Source data:

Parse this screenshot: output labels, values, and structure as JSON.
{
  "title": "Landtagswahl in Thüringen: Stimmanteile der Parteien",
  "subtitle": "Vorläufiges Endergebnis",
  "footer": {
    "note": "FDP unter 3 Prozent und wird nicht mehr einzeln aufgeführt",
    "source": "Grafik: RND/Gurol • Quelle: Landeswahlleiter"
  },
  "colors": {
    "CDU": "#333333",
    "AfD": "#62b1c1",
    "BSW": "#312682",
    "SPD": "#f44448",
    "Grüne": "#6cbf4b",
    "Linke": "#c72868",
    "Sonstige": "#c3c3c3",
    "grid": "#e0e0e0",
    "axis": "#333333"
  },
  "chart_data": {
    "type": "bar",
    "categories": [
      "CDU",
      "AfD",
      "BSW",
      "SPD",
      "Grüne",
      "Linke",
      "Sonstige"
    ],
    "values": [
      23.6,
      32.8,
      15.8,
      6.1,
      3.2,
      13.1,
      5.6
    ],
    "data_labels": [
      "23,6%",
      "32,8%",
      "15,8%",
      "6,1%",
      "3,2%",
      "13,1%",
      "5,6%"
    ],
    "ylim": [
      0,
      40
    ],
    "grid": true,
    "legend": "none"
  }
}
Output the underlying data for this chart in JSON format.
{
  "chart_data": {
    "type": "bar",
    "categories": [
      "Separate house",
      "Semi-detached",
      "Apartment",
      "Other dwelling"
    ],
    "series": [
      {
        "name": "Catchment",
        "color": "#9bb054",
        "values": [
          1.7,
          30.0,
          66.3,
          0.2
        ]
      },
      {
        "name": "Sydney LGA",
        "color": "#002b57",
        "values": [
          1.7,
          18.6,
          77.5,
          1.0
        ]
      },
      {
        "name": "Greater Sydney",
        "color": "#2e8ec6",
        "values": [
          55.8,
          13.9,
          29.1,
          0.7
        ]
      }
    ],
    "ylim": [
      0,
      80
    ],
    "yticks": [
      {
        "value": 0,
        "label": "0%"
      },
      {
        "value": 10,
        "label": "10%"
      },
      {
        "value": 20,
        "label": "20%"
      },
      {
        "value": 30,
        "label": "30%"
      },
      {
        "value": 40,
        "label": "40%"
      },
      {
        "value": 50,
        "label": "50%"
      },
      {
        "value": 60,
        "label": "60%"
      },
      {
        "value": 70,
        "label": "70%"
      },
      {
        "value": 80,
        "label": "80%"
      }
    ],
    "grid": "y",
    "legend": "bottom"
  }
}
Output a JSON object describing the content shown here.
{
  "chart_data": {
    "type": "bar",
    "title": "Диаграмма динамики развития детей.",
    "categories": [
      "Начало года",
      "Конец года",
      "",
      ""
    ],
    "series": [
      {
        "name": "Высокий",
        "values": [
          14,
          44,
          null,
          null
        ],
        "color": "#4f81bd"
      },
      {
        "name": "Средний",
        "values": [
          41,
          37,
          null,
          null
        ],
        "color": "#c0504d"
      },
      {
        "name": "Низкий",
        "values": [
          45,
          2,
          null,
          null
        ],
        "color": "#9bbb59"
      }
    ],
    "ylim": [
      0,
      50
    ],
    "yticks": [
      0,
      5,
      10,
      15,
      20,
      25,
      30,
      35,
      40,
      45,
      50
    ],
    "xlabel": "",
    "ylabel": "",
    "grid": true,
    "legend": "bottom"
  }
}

Required task: Transcribe the material above in its entirety. Match it exactly.

Task result:
Parse this screenshot: output labels, values, and structure as JSON.
{
  "title": "Landtagswahl in Thüringen: Stimmanteile der Parteien",
  "subtitle": "Vorläufiges Endergebnis",
  "footer": {
    "note": "FDP unter 3 Prozent und wird nicht mehr einzeln aufgeführt",
    "source": "Grafik: RND/Gurol • Quelle: Landeswahlleiter"
  },
  "colors": {
    "CDU": "#333333",
    "AfD": "#62b1c1",
    "BSW": "#312682",
    "SPD": "#f44448",
    "Grüne": "#6cbf4b",
    "Linke": "#c72868",
    "Sonstige": "#c3c3c3",
    "grid": "#e0e0e0",
    "axis": "#333333"
  },
  "chart_data": {
    "type": "bar",
    "categories": [
      "CDU",
      "AfD",
      "BSW",
      "SPD",
      "Grüne",
      "Linke",
      "Sonstige"
    ],
    "values": [
      23.6,
      32.8,
      15.8,
      6.1,
      3.2,
      13.1,
      5.6
    ],
    "data_labels": [
      "23,6%",
      "32,8%",
      "15,8%",
      "6,1%",
      "3,2%",
      "13,1%",
      "5,6%"
    ],
    "ylim": [
      0,
      40
    ],
    "grid": true,
    "legend": "none"
  }
}
Output the underlying data for this chart in JSON format.
{
  "chart_data": {
    "type": "bar",
    "categories": [
      "Separate house",
      "Semi-detached",
      "Apartment",
      "Other dwelling"
    ],
    "series": [
      {
        "name": "Catchment",
        "color": "#9bb054",
        "values": [
          1.7,
          30.0,
          66.3,
          0.2
        ]
      },
      {
        "name": "Sydney LGA",
        "color": "#002b57",
        "values": [
          1.7,
          18.6,
          77.5,
          1.0
        ]
      },
      {
        "name": "Greater Sydney",
        "color": "#2e8ec6",
        "values": [
          55.8,
          13.9,
          29.1,
          0.7
        ]
      }
    ],
    "ylim": [
      0,
      80
    ],
    "yticks": [
      {
        "value": 0,
        "label": "0%"
      },
      {
        "value": 10,
        "label": "10%"
      },
      {
        "value": 20,
        "label": "20%"
      },
      {
        "value": 30,
        "label": "30%"
      },
      {
        "value": 40,
        "label": "40%"
      },
      {
        "value": 50,
        "label": "50%"
      },
      {
        "value": 60,
        "label": "60%"
      },
      {
        "value": 70,
        "label": "70%"
      },
      {
        "value": 80,
        "label": "80%"
      }
    ],
    "grid": "y",
    "legend": "bottom"
  }
}
Output a JSON object describing the content shown here.
{
  "chart_data": {
    "type": "bar",
    "title": "Диаграмма динамики развития детей.",
    "categories": [
      "Начало года",
      "Конец года",
      "",
      ""
    ],
    "series": [
      {
        "name": "Высокий",
        "values": [
          14,
          44,
          null,
          null
        ],
        "color": "#4f81bd"
      },
      {
        "name": "Средний",
        "values": [
          41,
          37,
          null,
          null
        ],
        "color": "#c0504d"
      },
      {
        "name": "Низкий",
        "values": [
          45,
          2,
          null,
          null
        ],
        "color": "#9bbb59"
      }
    ],
    "ylim": [
      0,
      50
    ],
    "yticks": [
      0,
      5,
      10,
      15,
      20,
      25,
      30,
      35,
      40,
      45,
      50
    ],
    "xlabel": "",
    "ylabel": "",
    "grid": true,
    "legend": "bottom"
  }
}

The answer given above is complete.